* **Task description**:
Extract the text of every entry below exactly; leave images out.

Data entries
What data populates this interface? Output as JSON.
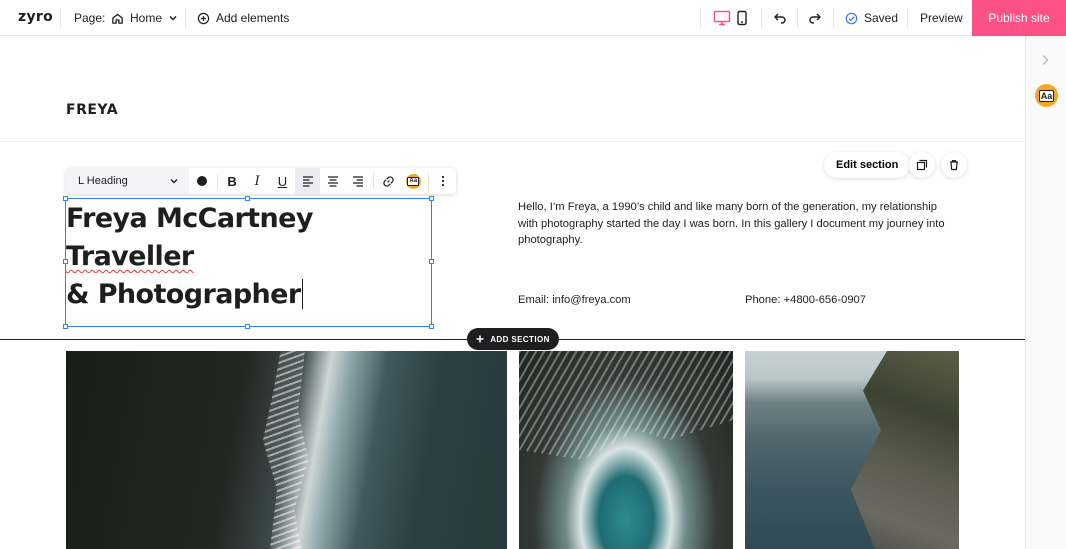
{
  "topbar": {
    "logo": "zyro",
    "page_label": "Page:",
    "page_name": "Home",
    "add_elements": "Add elements",
    "saved": "Saved",
    "preview": "Preview",
    "publish": "Publish site"
  },
  "canvas": {
    "brand": "FREYA",
    "heading_line1_a": "Freya McCartney ",
    "heading_line1_b": "Traveller",
    "heading_line2": "& Photographer",
    "intro": "Hello, I’m Freya, a 1990’s child and like many born of the generation, my relationship with photography started the day I was born. In this gallery I document my journey into photography.",
    "email": "Email: info@freya.com",
    "phone": "Phone: +4800-656-0907",
    "edit_section": "Edit section",
    "add_section": "ADD SECTION"
  },
  "toolbar": {
    "style_select": "L Heading",
    "bold": "B",
    "italic": "I",
    "underline": "U",
    "ai_badge": "Aa"
  },
  "rail": {
    "ai_badge": "Aa"
  },
  "colors": {
    "accent": "#357df9",
    "publish": "#fc5185",
    "dark": "#1d1e20"
  }
}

* **Result of the task**:
What data populates this interface? Output as JSON.
{
  "topbar": {
    "logo": "zyro",
    "page_label": "Page:",
    "page_name": "Home",
    "add_elements": "Add elements",
    "saved": "Saved",
    "preview": "Preview",
    "publish": "Publish site"
  },
  "canvas": {
    "brand": "FREYA",
    "heading_line1_a": "Freya McCartney ",
    "heading_line1_b": "Traveller",
    "heading_line2": "& Photographer",
    "intro": "Hello, I’m Freya, a 1990’s child and like many born of the generation, my relationship with photography started the day I was born. In this gallery I document my journey into photography.",
    "email": "Email: info@freya.com",
    "phone": "Phone: +4800-656-0907",
    "edit_section": "Edit section",
    "add_section": "ADD SECTION"
  },
  "toolbar": {
    "style_select": "L Heading",
    "bold": "B",
    "italic": "I",
    "underline": "U",
    "ai_badge": "Aa"
  },
  "rail": {
    "ai_badge": "Aa"
  },
  "colors": {
    "accent": "#357df9",
    "publish": "#fc5185",
    "dark": "#1d1e20"
  }
}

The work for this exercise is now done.